- **Set exercise**
All of the material below is to be returned exactly.

- **Data**
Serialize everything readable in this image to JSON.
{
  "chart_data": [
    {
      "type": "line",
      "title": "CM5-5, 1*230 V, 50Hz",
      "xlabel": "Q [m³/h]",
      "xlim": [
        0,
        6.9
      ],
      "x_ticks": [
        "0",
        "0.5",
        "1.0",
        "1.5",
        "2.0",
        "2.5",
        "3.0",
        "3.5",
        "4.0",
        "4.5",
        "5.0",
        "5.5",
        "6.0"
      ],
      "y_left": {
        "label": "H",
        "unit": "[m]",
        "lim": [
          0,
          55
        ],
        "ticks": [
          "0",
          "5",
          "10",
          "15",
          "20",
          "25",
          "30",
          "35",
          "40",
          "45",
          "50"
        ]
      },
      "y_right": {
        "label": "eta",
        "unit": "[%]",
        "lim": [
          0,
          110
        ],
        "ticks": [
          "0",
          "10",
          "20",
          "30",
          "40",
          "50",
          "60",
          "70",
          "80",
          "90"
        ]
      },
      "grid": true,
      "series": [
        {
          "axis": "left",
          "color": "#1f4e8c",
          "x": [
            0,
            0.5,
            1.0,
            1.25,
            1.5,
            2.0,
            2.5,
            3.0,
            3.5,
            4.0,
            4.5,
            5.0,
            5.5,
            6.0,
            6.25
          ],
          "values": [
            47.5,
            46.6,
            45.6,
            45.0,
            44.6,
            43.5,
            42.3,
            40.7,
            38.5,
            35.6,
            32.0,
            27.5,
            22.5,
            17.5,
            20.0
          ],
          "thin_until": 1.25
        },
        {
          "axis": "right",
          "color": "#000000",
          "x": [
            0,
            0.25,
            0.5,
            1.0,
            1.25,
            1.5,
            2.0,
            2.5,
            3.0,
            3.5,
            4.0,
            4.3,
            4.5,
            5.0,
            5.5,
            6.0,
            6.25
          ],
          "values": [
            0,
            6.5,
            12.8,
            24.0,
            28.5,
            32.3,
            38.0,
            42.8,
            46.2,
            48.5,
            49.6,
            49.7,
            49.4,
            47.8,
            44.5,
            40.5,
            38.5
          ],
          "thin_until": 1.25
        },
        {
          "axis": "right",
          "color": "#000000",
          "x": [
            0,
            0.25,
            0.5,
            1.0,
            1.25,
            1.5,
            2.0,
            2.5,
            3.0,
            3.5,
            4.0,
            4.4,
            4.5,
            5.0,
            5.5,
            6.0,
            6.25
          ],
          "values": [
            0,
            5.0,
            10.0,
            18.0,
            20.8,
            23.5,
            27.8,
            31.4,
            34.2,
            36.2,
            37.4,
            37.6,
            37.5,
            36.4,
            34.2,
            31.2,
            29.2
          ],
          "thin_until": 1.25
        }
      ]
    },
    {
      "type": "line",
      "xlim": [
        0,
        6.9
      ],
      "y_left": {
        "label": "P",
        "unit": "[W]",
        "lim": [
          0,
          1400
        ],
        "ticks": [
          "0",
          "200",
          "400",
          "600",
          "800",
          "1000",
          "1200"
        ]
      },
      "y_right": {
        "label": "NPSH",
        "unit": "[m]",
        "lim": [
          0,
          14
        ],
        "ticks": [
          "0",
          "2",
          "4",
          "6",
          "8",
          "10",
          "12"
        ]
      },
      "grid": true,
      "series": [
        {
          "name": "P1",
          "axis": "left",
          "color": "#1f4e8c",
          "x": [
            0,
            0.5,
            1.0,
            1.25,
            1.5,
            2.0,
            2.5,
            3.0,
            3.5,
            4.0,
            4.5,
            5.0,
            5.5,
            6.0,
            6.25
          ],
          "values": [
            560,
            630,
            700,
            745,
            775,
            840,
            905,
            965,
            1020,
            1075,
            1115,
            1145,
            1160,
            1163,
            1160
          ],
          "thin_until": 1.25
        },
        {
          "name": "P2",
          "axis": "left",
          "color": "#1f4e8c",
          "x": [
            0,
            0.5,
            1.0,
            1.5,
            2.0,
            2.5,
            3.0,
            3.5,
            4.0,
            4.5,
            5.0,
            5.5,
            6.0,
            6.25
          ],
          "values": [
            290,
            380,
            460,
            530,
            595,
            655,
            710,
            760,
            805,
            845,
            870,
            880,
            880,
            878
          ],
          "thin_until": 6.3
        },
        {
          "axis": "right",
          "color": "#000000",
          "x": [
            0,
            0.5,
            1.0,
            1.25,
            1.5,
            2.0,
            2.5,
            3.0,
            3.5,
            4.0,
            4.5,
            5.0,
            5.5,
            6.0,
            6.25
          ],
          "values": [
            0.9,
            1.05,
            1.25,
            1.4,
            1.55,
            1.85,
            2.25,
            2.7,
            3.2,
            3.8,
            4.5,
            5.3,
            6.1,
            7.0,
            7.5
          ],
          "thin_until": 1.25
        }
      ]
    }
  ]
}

- **Written response**
Serialize everything readable in this image to JSON.
{
  "chart_data": [
    {
      "type": "line",
      "title": "CM5-5, 1*230 V, 50Hz",
      "xlabel": "Q [m³/h]",
      "xlim": [
        0,
        6.9
      ],
      "x_ticks": [
        "0",
        "0.5",
        "1.0",
        "1.5",
        "2.0",
        "2.5",
        "3.0",
        "3.5",
        "4.0",
        "4.5",
        "5.0",
        "5.5",
        "6.0"
      ],
      "y_left": {
        "label": "H",
        "unit": "[m]",
        "lim": [
          0,
          55
        ],
        "ticks": [
          "0",
          "5",
          "10",
          "15",
          "20",
          "25",
          "30",
          "35",
          "40",
          "45",
          "50"
        ]
      },
      "y_right": {
        "label": "eta",
        "unit": "[%]",
        "lim": [
          0,
          110
        ],
        "ticks": [
          "0",
          "10",
          "20",
          "30",
          "40",
          "50",
          "60",
          "70",
          "80",
          "90"
        ]
      },
      "grid": true,
      "series": [
        {
          "axis": "left",
          "color": "#1f4e8c",
          "x": [
            0,
            0.5,
            1.0,
            1.25,
            1.5,
            2.0,
            2.5,
            3.0,
            3.5,
            4.0,
            4.5,
            5.0,
            5.5,
            6.0,
            6.25
          ],
          "values": [
            47.5,
            46.6,
            45.6,
            45.0,
            44.6,
            43.5,
            42.3,
            40.7,
            38.5,
            35.6,
            32.0,
            27.5,
            22.5,
            17.5,
            20.0
          ],
          "thin_until": 1.25
        },
        {
          "axis": "right",
          "color": "#000000",
          "x": [
            0,
            0.25,
            0.5,
            1.0,
            1.25,
            1.5,
            2.0,
            2.5,
            3.0,
            3.5,
            4.0,
            4.3,
            4.5,
            5.0,
            5.5,
            6.0,
            6.25
          ],
          "values": [
            0,
            6.5,
            12.8,
            24.0,
            28.5,
            32.3,
            38.0,
            42.8,
            46.2,
            48.5,
            49.6,
            49.7,
            49.4,
            47.8,
            44.5,
            40.5,
            38.5
          ],
          "thin_until": 1.25
        },
        {
          "axis": "right",
          "color": "#000000",
          "x": [
            0,
            0.25,
            0.5,
            1.0,
            1.25,
            1.5,
            2.0,
            2.5,
            3.0,
            3.5,
            4.0,
            4.4,
            4.5,
            5.0,
            5.5,
            6.0,
            6.25
          ],
          "values": [
            0,
            5.0,
            10.0,
            18.0,
            20.8,
            23.5,
            27.8,
            31.4,
            34.2,
            36.2,
            37.4,
            37.6,
            37.5,
            36.4,
            34.2,
            31.2,
            29.2
          ],
          "thin_until": 1.25
        }
      ]
    },
    {
      "type": "line",
      "xlim": [
        0,
        6.9
      ],
      "y_left": {
        "label": "P",
        "unit": "[W]",
        "lim": [
          0,
          1400
        ],
        "ticks": [
          "0",
          "200",
          "400",
          "600",
          "800",
          "1000",
          "1200"
        ]
      },
      "y_right": {
        "label": "NPSH",
        "unit": "[m]",
        "lim": [
          0,
          14
        ],
        "ticks": [
          "0",
          "2",
          "4",
          "6",
          "8",
          "10",
          "12"
        ]
      },
      "grid": true,
      "series": [
        {
          "name": "P1",
          "axis": "left",
          "color": "#1f4e8c",
          "x": [
            0,
            0.5,
            1.0,
            1.25,
            1.5,
            2.0,
            2.5,
            3.0,
            3.5,
            4.0,
            4.5,
            5.0,
            5.5,
            6.0,
            6.25
          ],
          "values": [
            560,
            630,
            700,
            745,
            775,
            840,
            905,
            965,
            1020,
            1075,
            1115,
            1145,
            1160,
            1163,
            1160
          ],
          "thin_until": 1.25
        },
        {
          "name": "P2",
          "axis": "left",
          "color": "#1f4e8c",
          "x": [
            0,
            0.5,
            1.0,
            1.5,
            2.0,
            2.5,
            3.0,
            3.5,
            4.0,
            4.5,
            5.0,
            5.5,
            6.0,
            6.25
          ],
          "values": [
            290,
            380,
            460,
            530,
            595,
            655,
            710,
            760,
            805,
            845,
            870,
            880,
            880,
            878
          ],
          "thin_until": 6.3
        },
        {
          "axis": "right",
          "color": "#000000",
          "x": [
            0,
            0.5,
            1.0,
            1.25,
            1.5,
            2.0,
            2.5,
            3.0,
            3.5,
            4.0,
            4.5,
            5.0,
            5.5,
            6.0,
            6.25
          ],
          "values": [
            0.9,
            1.05,
            1.25,
            1.4,
            1.55,
            1.85,
            2.25,
            2.7,
            3.2,
            3.8,
            4.5,
            5.3,
            6.1,
            7.0,
            7.5
          ],
          "thin_until": 1.25
        }
      ]
    }
  ]
}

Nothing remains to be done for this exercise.